» **Task statement**: Carry on the text about ship dates and organizational incentives, starting right after its final sentence.

BEGIN Document

They may pay lip service to caring about design or caring about the user experience, but where they put their money is what really motivates them. I think Jared is fond of talking about this, that many, many organizations are motivated by ship dates.

There’s the sense of, we’ve got a product and we think it’s got to launch by a particular date, and somebody’s going to either get a bonus or get fired, based on whether that product actually meets that date. I know I have definitely worked with organizations that have said, “This thing has to launch by such and such a date, and we will give you more money if you hit that date.”

That sets off some really perverse incentives. That sets up some incentives to launch something, even if it sucks. Even if it doesn’t meet the needs of the business, if it doesn’t meet the needs of the users, but my god, you have that hard deadline and you needed to have something to show for it.

I think that when you poke at that problem, you realize that, there is a deeper ecosystem of goals and motivations that also needs to be changed in order to make something like this happen. You may need to ensure not just that the continuous deployment or that you’re moving to an agile method, you might need to ensure that HR is on board with writing, job descriptions, or writing bonus plans that don’t use ship date as one of the motivations.

You might need to change the way that your contracts are written. You may need to get your legal team on board with working in a different way. We’re going to have representatives from the US Government, Digital Service, the White House, and from Fidelity, talking about how you change the legal and procurement processes to make things like that happen.

END Document
BEGIN Items

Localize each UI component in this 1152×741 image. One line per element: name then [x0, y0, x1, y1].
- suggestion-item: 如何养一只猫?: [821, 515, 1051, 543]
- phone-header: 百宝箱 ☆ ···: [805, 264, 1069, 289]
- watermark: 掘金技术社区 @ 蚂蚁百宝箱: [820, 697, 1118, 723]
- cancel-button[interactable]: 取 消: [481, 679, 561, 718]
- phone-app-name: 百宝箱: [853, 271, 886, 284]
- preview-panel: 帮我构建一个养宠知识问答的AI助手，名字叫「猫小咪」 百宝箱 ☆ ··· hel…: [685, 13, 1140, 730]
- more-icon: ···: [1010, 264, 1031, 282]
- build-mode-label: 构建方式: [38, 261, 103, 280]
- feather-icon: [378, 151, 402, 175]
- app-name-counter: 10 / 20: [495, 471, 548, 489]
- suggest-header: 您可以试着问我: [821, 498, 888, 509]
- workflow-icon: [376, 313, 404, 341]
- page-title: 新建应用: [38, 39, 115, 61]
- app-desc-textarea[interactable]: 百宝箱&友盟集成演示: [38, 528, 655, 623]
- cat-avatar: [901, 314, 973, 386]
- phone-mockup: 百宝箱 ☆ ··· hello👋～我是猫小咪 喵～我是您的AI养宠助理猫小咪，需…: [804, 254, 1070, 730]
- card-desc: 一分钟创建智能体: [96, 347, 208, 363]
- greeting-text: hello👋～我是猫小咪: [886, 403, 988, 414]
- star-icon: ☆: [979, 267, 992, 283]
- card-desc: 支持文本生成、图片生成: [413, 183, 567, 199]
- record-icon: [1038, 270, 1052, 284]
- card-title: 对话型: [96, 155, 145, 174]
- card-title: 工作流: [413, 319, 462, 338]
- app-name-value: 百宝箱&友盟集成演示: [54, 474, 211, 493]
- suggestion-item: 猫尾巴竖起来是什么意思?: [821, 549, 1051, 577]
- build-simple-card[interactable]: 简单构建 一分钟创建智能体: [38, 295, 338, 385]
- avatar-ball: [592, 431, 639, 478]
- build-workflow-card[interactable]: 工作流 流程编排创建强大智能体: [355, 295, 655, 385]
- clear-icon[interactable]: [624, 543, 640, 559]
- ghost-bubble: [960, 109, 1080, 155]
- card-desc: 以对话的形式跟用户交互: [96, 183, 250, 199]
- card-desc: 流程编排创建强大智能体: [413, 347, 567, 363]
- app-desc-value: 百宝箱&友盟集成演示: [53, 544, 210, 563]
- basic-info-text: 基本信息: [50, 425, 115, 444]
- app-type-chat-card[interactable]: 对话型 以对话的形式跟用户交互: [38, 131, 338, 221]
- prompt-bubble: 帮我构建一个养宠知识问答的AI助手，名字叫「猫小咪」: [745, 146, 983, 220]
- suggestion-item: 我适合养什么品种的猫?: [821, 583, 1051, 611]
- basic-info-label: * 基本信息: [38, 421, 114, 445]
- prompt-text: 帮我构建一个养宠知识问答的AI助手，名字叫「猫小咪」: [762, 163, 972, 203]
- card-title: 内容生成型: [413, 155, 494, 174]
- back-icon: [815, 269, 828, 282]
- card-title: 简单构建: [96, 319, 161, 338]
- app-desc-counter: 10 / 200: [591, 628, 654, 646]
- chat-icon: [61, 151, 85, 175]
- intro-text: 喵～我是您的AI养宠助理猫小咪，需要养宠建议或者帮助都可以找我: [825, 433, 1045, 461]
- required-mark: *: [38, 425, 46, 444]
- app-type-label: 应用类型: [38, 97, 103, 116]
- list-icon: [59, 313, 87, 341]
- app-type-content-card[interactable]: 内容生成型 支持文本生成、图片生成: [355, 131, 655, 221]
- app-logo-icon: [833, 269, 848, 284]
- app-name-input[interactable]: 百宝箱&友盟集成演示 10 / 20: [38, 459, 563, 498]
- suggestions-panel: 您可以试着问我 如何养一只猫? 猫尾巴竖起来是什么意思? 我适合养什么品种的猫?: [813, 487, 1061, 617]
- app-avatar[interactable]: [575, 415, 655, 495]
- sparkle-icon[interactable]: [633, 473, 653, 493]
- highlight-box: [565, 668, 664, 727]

END Items

» **The reply**:
I’m really fascinated by how changes like this happen in large organizations, because you realize it isn’t just the engineering team, for example, saying, “Hey, you know what will be great? Is if we stop focusing on ship dates and instead move to a continuous deployment model.”

The rest of the organization has to be on board with that as well. You’ve got “little ducks”, you need to get in row there before that can happen.

Sean: Let me ask you this then. Is it possible to apply what we’ve been talking about to the actual process of getting everyone in the organization on board? Could we be continuously deploying as we move towards getting everyone on board?

I’m not sure if it makes sense, but that popped into my head when I was listening to you. Can you move before you have everyone on board?

Karen: I think many of the guests who we’re going to be talking with will be able to speak to the small changes that they’ve made. Yeah. I think there’s no way that anybody would ever get anything done if they believed that they had to make one massive shift in the organization overnight.

I think that one of our guests said something. You got to eat one bite at a time. How do you figure out what the small incremental improvements are that you can make in your process so that over time, you get to the place you want to be?

Big changes are scary. They’re risky. They’re something that people really don’t want to take on. Can you do a pilot project? Can you start hiring for some new roles that might start working in this way? Can you change the way that you structure your contracts or change the way that you structure your weekly meetings so that you’re moving in that direction?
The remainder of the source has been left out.